**STATED PROBLEM:** Return each entry exactly, omitting nothing.

=====

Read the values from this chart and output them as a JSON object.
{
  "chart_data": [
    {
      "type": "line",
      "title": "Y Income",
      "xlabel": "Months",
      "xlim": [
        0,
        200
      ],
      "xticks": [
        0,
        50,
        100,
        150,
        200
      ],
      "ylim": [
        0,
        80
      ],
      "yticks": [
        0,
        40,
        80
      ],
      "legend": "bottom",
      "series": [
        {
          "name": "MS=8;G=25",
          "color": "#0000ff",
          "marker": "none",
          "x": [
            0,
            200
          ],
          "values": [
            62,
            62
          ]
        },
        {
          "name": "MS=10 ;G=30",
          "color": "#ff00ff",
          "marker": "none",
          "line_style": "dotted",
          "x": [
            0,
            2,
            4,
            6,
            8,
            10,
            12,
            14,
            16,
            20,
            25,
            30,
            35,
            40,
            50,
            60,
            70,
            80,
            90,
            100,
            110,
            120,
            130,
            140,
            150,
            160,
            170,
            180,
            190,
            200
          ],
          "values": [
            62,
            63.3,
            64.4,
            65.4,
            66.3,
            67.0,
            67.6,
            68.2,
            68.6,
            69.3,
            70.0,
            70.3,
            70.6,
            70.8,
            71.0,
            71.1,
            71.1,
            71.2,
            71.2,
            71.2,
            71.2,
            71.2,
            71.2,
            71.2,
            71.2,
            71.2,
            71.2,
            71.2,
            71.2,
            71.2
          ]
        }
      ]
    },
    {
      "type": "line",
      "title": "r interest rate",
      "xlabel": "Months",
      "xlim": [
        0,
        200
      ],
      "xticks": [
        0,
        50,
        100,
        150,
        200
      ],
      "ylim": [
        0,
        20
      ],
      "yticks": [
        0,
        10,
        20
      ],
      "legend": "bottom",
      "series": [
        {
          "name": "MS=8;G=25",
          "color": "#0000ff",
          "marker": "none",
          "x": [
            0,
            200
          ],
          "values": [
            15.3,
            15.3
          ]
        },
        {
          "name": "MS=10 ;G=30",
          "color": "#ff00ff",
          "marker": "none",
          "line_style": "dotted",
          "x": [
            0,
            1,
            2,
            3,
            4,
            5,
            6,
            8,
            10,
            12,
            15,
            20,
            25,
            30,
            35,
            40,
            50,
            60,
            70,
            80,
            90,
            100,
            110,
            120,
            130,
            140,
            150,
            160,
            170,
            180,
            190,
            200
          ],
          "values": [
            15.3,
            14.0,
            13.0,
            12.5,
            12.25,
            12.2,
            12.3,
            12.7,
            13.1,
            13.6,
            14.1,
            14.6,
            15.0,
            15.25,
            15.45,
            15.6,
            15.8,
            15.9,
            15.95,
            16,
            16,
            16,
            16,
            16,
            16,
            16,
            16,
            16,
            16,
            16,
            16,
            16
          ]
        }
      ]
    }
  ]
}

=====

**FULL ANSWER:**
Read the values from this chart and output them as a JSON object.
{
  "chart_data": [
    {
      "type": "line",
      "title": "Y Income",
      "xlabel": "Months",
      "xlim": [
        0,
        200
      ],
      "xticks": [
        0,
        50,
        100,
        150,
        200
      ],
      "ylim": [
        0,
        80
      ],
      "yticks": [
        0,
        40,
        80
      ],
      "legend": "bottom",
      "series": [
        {
          "name": "MS=8;G=25",
          "color": "#0000ff",
          "marker": "none",
          "x": [
            0,
            200
          ],
          "values": [
            62,
            62
          ]
        },
        {
          "name": "MS=10 ;G=30",
          "color": "#ff00ff",
          "marker": "none",
          "line_style": "dotted",
          "x": [
            0,
            2,
            4,
            6,
            8,
            10,
            12,
            14,
            16,
            20,
            25,
            30,
            35,
            40,
            50,
            60,
            70,
            80,
            90,
            100,
            110,
            120,
            130,
            140,
            150,
            160,
            170,
            180,
            190,
            200
          ],
          "values": [
            62,
            63.3,
            64.4,
            65.4,
            66.3,
            67.0,
            67.6,
            68.2,
            68.6,
            69.3,
            70.0,
            70.3,
            70.6,
            70.8,
            71.0,
            71.1,
            71.1,
            71.2,
            71.2,
            71.2,
            71.2,
            71.2,
            71.2,
            71.2,
            71.2,
            71.2,
            71.2,
            71.2,
            71.2,
            71.2
          ]
        }
      ]
    },
    {
      "type": "line",
      "title": "r interest rate",
      "xlabel": "Months",
      "xlim": [
        0,
        200
      ],
      "xticks": [
        0,
        50,
        100,
        150,
        200
      ],
      "ylim": [
        0,
        20
      ],
      "yticks": [
        0,
        10,
        20
      ],
      "legend": "bottom",
      "series": [
        {
          "name": "MS=8;G=25",
          "color": "#0000ff",
          "marker": "none",
          "x": [
            0,
            200
          ],
          "values": [
            15.3,
            15.3
          ]
        },
        {
          "name": "MS=10 ;G=30",
          "color": "#ff00ff",
          "marker": "none",
          "line_style": "dotted",
          "x": [
            0,
            1,
            2,
            3,
            4,
            5,
            6,
            8,
            10,
            12,
            15,
            20,
            25,
            30,
            35,
            40,
            50,
            60,
            70,
            80,
            90,
            100,
            110,
            120,
            130,
            140,
            150,
            160,
            170,
            180,
            190,
            200
          ],
          "values": [
            15.3,
            14.0,
            13.0,
            12.5,
            12.25,
            12.2,
            12.3,
            12.7,
            13.1,
            13.6,
            14.1,
            14.6,
            15.0,
            15.25,
            15.45,
            15.6,
            15.8,
            15.9,
            15.95,
            16,
            16,
            16,
            16,
            16,
            16,
            16,
            16,
            16,
            16,
            16,
            16,
            16
          ]
        }
      ]
    }
  ]
}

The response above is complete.